**SHORT TASK:**
Give the entries again, word for word.

**DATA EXTRACT:**
----

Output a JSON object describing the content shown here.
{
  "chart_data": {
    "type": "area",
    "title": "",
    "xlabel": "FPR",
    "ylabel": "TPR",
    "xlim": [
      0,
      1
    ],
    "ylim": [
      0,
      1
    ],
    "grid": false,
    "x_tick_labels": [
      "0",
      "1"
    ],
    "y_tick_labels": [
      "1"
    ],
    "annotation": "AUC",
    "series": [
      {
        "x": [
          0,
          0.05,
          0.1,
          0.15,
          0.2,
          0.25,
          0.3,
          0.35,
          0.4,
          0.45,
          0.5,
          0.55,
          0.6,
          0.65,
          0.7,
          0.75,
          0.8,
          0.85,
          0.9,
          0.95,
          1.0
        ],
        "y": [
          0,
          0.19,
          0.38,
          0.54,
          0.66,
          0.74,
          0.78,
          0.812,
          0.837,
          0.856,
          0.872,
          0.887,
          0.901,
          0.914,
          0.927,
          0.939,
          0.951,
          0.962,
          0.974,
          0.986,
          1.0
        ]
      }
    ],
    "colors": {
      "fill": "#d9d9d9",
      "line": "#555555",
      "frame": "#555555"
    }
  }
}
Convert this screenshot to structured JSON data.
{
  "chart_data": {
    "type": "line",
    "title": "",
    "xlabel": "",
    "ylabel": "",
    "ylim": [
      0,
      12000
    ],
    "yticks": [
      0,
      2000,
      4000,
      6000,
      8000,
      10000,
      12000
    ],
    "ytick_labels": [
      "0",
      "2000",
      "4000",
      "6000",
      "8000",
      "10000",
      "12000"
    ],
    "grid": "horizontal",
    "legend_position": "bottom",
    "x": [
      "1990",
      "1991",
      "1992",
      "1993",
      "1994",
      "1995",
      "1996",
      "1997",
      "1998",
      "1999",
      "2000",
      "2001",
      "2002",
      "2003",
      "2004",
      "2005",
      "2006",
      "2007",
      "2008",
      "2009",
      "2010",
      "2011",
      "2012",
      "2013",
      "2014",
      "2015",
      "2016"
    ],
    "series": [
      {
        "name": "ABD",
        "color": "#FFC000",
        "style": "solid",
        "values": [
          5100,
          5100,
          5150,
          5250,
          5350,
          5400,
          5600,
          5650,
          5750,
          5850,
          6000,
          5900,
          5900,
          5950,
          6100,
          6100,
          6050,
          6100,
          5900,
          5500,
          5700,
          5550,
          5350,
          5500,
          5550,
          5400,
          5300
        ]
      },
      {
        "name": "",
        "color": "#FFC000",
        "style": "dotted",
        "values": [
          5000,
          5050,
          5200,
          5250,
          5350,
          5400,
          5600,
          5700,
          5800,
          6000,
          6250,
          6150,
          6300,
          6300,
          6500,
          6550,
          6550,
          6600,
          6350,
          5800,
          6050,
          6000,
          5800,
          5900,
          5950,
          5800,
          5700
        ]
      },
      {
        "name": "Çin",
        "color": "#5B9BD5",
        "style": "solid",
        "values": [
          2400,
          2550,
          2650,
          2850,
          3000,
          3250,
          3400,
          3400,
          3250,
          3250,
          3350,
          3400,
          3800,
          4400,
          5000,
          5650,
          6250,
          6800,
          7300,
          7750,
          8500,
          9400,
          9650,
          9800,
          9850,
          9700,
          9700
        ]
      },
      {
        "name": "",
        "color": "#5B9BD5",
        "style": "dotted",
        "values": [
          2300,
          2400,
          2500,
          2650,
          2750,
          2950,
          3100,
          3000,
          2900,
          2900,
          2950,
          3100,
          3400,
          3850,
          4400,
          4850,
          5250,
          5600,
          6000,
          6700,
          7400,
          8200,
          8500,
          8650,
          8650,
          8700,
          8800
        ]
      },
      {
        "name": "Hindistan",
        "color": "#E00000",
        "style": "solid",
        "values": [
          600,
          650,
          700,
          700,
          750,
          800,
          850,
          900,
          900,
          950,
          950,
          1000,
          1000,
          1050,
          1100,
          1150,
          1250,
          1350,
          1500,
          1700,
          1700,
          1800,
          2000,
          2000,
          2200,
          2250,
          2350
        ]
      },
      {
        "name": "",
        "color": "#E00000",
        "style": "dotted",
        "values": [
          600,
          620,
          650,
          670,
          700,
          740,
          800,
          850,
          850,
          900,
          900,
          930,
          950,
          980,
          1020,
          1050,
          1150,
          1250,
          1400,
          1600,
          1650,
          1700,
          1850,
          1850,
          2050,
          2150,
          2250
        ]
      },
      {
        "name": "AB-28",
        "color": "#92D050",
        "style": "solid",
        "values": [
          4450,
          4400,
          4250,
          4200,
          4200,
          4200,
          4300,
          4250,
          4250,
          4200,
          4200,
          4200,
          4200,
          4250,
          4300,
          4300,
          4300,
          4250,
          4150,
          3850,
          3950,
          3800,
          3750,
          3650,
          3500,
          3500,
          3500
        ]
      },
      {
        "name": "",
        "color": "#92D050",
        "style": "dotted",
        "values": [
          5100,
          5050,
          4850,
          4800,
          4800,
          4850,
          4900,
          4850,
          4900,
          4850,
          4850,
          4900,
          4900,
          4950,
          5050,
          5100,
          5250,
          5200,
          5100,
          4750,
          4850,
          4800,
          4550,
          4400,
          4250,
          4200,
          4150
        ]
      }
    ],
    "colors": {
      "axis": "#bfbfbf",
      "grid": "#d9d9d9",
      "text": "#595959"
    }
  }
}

----

**SOLUTION FOR THIS EXERCISE:**
Output a JSON object describing the content shown here.
{
  "chart_data": {
    "type": "area",
    "title": "",
    "xlabel": "FPR",
    "ylabel": "TPR",
    "xlim": [
      0,
      1
    ],
    "ylim": [
      0,
      1
    ],
    "grid": false,
    "x_tick_labels": [
      "0",
      "1"
    ],
    "y_tick_labels": [
      "1"
    ],
    "annotation": "AUC",
    "series": [
      {
        "x": [
          0,
          0.05,
          0.1,
          0.15,
          0.2,
          0.25,
          0.3,
          0.35,
          0.4,
          0.45,
          0.5,
          0.55,
          0.6,
          0.65,
          0.7,
          0.75,
          0.8,
          0.85,
          0.9,
          0.95,
          1.0
        ],
        "y": [
          0,
          0.19,
          0.38,
          0.54,
          0.66,
          0.74,
          0.78,
          0.812,
          0.837,
          0.856,
          0.872,
          0.887,
          0.901,
          0.914,
          0.927,
          0.939,
          0.951,
          0.962,
          0.974,
          0.986,
          1.0
        ]
      }
    ],
    "colors": {
      "fill": "#d9d9d9",
      "line": "#555555",
      "frame": "#555555"
    }
  }
}
Convert this screenshot to structured JSON data.
{
  "chart_data": {
    "type": "line",
    "title": "",
    "xlabel": "",
    "ylabel": "",
    "ylim": [
      0,
      12000
    ],
    "yticks": [
      0,
      2000,
      4000,
      6000,
      8000,
      10000,
      12000
    ],
    "ytick_labels": [
      "0",
      "2000",
      "4000",
      "6000",
      "8000",
      "10000",
      "12000"
    ],
    "grid": "horizontal",
    "legend_position": "bottom",
    "x": [
      "1990",
      "1991",
      "1992",
      "1993",
      "1994",
      "1995",
      "1996",
      "1997",
      "1998",
      "1999",
      "2000",
      "2001",
      "2002",
      "2003",
      "2004",
      "2005",
      "2006",
      "2007",
      "2008",
      "2009",
      "2010",
      "2011",
      "2012",
      "2013",
      "2014",
      "2015",
      "2016"
    ],
    "series": [
      {
        "name": "ABD",
        "color": "#FFC000",
        "style": "solid",
        "values": [
          5100,
          5100,
          5150,
          5250,
          5350,
          5400,
          5600,
          5650,
          5750,
          5850,
          6000,
          5900,
          5900,
          5950,
          6100,
          6100,
          6050,
          6100,
          5900,
          5500,
          5700,
          5550,
          5350,
          5500,
          5550,
          5400,
          5300
        ]
      },
      {
        "name": "",
        "color": "#FFC000",
        "style": "dotted",
        "values": [
          5000,
          5050,
          5200,
          5250,
          5350,
          5400,
          5600,
          5700,
          5800,
          6000,
          6250,
          6150,
          6300,
          6300,
          6500,
          6550,
          6550,
          6600,
          6350,
          5800,
          6050,
          6000,
          5800,
          5900,
          5950,
          5800,
          5700
        ]
      },
      {
        "name": "Çin",
        "color": "#5B9BD5",
        "style": "solid",
        "values": [
          2400,
          2550,
          2650,
          2850,
          3000,
          3250,
          3400,
          3400,
          3250,
          3250,
          3350,
          3400,
          3800,
          4400,
          5000,
          5650,
          6250,
          6800,
          7300,
          7750,
          8500,
          9400,
          9650,
          9800,
          9850,
          9700,
          9700
        ]
      },
      {
        "name": "",
        "color": "#5B9BD5",
        "style": "dotted",
        "values": [
          2300,
          2400,
          2500,
          2650,
          2750,
          2950,
          3100,
          3000,
          2900,
          2900,
          2950,
          3100,
          3400,
          3850,
          4400,
          4850,
          5250,
          5600,
          6000,
          6700,
          7400,
          8200,
          8500,
          8650,
          8650,
          8700,
          8800
        ]
      },
      {
        "name": "Hindistan",
        "color": "#E00000",
        "style": "solid",
        "values": [
          600,
          650,
          700,
          700,
          750,
          800,
          850,
          900,
          900,
          950,
          950,
          1000,
          1000,
          1050,
          1100,
          1150,
          1250,
          1350,
          1500,
          1700,
          1700,
          1800,
          2000,
          2000,
          2200,
          2250,
          2350
        ]
      },
      {
        "name": "",
        "color": "#E00000",
        "style": "dotted",
        "values": [
          600,
          620,
          650,
          670,
          700,
          740,
          800,
          850,
          850,
          900,
          900,
          930,
          950,
          980,
          1020,
          1050,
          1150,
          1250,
          1400,
          1600,
          1650,
          1700,
          1850,
          1850,
          2050,
          2150,
          2250
        ]
      },
      {
        "name": "AB-28",
        "color": "#92D050",
        "style": "solid",
        "values": [
          4450,
          4400,
          4250,
          4200,
          4200,
          4200,
          4300,
          4250,
          4250,
          4200,
          4200,
          4200,
          4200,
          4250,
          4300,
          4300,
          4300,
          4250,
          4150,
          3850,
          3950,
          3800,
          3750,
          3650,
          3500,
          3500,
          3500
        ]
      },
      {
        "name": "",
        "color": "#92D050",
        "style": "dotted",
        "values": [
          5100,
          5050,
          4850,
          4800,
          4800,
          4850,
          4900,
          4850,
          4900,
          4850,
          4850,
          4900,
          4900,
          4950,
          5050,
          5100,
          5250,
          5200,
          5100,
          4750,
          4850,
          4800,
          4550,
          4400,
          4250,
          4200,
          4150
        ]
      }
    ],
    "colors": {
      "axis": "#bfbfbf",
      "grid": "#d9d9d9",
      "text": "#595959"
    }
  }
}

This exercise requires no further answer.